┌─ Data rows

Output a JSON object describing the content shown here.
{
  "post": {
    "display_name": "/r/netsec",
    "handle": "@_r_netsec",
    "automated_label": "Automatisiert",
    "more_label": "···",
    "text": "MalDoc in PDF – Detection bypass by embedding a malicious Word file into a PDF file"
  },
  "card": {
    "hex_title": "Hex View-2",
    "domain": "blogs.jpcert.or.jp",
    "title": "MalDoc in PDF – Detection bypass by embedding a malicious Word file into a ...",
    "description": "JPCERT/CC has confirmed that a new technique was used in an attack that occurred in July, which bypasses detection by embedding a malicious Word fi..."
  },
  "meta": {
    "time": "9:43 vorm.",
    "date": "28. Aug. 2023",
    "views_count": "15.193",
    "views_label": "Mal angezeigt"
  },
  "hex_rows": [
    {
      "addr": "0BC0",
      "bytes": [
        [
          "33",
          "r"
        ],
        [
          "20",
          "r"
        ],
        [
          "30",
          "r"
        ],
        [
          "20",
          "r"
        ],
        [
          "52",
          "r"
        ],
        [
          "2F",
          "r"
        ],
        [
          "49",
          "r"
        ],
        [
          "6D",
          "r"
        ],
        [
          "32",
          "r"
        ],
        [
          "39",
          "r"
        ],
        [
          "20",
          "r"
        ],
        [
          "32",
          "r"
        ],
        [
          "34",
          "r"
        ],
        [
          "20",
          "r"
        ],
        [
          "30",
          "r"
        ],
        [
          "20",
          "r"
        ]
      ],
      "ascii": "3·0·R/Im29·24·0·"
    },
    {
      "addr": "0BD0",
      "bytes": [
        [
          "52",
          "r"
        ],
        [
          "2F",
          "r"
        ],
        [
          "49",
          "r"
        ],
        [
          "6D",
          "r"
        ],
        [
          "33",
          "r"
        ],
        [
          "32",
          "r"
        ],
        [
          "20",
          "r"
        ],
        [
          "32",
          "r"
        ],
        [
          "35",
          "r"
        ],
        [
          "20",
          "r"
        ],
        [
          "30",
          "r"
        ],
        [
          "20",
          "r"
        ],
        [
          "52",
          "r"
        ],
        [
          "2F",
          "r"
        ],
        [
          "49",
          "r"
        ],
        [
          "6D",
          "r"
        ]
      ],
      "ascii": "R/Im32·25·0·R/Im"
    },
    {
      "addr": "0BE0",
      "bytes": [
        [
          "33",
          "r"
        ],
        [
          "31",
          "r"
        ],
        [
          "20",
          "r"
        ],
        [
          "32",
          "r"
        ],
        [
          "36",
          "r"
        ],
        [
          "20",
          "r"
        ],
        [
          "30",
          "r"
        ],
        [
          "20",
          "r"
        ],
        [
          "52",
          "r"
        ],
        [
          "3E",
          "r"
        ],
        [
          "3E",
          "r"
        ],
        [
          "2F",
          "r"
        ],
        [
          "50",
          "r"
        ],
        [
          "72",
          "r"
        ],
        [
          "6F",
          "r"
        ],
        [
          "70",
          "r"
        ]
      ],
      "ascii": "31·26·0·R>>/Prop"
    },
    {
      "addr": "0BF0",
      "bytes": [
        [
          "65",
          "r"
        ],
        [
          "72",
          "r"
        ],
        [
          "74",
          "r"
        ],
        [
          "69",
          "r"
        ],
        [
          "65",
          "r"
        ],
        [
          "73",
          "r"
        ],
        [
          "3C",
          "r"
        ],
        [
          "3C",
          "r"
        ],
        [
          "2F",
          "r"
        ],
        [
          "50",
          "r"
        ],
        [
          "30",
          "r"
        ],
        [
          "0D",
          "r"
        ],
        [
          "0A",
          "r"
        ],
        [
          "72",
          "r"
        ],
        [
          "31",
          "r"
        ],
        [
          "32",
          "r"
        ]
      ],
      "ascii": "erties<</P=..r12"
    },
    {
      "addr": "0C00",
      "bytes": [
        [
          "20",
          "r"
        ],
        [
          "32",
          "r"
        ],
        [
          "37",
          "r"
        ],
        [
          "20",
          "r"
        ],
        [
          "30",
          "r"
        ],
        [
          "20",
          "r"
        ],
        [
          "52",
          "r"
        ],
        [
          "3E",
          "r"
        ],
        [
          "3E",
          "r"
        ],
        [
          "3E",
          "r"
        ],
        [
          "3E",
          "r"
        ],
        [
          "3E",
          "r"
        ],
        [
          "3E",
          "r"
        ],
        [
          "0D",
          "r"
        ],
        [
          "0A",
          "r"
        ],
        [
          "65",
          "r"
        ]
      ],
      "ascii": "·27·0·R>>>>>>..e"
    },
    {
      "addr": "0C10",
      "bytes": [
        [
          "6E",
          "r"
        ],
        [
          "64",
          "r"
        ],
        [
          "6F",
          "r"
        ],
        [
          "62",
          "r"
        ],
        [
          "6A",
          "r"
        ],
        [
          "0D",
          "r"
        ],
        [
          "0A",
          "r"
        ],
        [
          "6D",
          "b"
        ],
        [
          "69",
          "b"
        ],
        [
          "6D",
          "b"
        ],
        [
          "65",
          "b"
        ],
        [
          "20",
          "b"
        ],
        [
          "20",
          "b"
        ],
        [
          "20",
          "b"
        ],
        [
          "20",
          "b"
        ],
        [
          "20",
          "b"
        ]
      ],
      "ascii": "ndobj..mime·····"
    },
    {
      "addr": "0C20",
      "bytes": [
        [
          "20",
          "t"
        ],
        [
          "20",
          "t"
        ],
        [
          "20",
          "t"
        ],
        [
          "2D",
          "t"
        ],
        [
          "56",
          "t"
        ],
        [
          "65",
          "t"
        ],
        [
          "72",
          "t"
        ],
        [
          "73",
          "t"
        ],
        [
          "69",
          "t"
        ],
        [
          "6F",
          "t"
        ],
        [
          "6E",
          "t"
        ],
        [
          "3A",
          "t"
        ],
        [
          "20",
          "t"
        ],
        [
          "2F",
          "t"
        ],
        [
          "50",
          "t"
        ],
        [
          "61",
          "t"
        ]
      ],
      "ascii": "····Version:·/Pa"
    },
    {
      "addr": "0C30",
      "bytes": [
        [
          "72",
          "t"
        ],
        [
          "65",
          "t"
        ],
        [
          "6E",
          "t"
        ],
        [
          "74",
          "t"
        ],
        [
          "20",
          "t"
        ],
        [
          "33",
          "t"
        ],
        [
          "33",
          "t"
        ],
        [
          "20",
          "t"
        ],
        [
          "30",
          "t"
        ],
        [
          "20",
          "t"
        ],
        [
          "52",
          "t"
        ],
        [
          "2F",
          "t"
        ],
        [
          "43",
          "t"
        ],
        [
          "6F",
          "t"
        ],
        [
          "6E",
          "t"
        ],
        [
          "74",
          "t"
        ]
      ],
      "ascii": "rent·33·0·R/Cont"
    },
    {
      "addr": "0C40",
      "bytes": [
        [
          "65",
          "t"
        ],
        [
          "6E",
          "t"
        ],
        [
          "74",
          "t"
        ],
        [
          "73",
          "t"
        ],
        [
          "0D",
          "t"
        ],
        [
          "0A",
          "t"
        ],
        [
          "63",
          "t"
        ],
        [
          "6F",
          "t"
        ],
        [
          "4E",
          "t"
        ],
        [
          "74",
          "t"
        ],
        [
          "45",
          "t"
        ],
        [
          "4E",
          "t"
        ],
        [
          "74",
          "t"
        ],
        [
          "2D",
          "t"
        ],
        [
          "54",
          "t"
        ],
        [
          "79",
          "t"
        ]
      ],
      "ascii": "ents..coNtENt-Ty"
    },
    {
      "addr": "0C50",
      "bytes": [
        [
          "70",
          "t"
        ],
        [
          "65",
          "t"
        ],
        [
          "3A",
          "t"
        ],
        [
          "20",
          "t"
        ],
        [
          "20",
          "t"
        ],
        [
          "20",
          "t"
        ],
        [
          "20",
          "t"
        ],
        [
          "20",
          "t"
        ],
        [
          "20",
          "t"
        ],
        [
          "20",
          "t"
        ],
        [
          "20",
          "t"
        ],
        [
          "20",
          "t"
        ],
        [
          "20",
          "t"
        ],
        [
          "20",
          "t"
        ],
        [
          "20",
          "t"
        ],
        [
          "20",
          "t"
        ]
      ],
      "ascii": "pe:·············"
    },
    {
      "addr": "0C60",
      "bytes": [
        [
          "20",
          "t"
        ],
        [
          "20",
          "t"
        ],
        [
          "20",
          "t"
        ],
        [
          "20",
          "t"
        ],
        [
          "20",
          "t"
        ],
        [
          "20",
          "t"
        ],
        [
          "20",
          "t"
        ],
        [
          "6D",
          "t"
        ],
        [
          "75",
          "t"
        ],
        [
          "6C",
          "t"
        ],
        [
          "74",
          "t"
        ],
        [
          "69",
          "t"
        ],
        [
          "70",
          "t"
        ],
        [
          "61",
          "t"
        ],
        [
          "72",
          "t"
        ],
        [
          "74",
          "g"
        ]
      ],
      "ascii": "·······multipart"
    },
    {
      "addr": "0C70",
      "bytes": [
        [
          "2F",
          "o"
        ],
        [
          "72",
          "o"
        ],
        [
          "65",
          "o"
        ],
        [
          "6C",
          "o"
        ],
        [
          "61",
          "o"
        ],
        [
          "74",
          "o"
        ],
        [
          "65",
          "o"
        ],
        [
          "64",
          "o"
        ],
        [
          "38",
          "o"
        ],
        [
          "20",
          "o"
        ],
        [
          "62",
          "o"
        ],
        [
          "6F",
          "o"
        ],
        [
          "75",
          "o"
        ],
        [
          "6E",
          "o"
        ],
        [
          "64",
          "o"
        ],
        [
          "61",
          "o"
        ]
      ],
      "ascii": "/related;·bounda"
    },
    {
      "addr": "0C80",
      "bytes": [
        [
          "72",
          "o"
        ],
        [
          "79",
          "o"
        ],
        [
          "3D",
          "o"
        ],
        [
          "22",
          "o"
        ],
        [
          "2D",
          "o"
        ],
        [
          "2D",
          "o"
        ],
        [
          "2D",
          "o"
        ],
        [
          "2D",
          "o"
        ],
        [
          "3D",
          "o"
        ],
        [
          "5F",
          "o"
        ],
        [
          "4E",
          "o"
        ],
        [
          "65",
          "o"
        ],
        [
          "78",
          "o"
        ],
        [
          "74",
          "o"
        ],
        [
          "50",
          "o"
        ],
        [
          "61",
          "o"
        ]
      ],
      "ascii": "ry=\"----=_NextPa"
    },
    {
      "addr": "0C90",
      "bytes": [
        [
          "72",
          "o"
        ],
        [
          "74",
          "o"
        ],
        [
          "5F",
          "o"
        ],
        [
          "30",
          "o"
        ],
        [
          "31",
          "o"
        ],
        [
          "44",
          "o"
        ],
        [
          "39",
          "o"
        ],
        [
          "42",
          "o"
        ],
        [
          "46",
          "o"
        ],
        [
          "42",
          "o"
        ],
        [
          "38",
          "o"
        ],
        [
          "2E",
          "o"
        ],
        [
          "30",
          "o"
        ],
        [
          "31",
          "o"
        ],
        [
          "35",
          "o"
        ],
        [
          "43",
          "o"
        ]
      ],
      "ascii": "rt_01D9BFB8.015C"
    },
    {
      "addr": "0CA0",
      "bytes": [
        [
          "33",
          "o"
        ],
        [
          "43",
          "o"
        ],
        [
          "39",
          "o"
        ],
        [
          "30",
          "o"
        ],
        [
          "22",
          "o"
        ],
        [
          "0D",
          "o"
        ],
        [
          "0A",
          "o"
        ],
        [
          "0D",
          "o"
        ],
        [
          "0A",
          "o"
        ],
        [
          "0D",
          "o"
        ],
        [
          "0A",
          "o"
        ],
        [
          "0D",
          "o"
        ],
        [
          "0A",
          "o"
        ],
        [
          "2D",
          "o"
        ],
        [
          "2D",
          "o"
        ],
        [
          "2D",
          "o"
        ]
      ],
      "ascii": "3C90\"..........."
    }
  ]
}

└─

What you have to do: Leave out every line without the string "MalDoc" and copy the rest.

Completed exercise:
    "text": "MalDoc in PDF – Detection bypass by embedding a malicious Word file into a PDF file"
    "title": "MalDoc in PDF – Detection bypass by embedding a malicious Word file into a ...",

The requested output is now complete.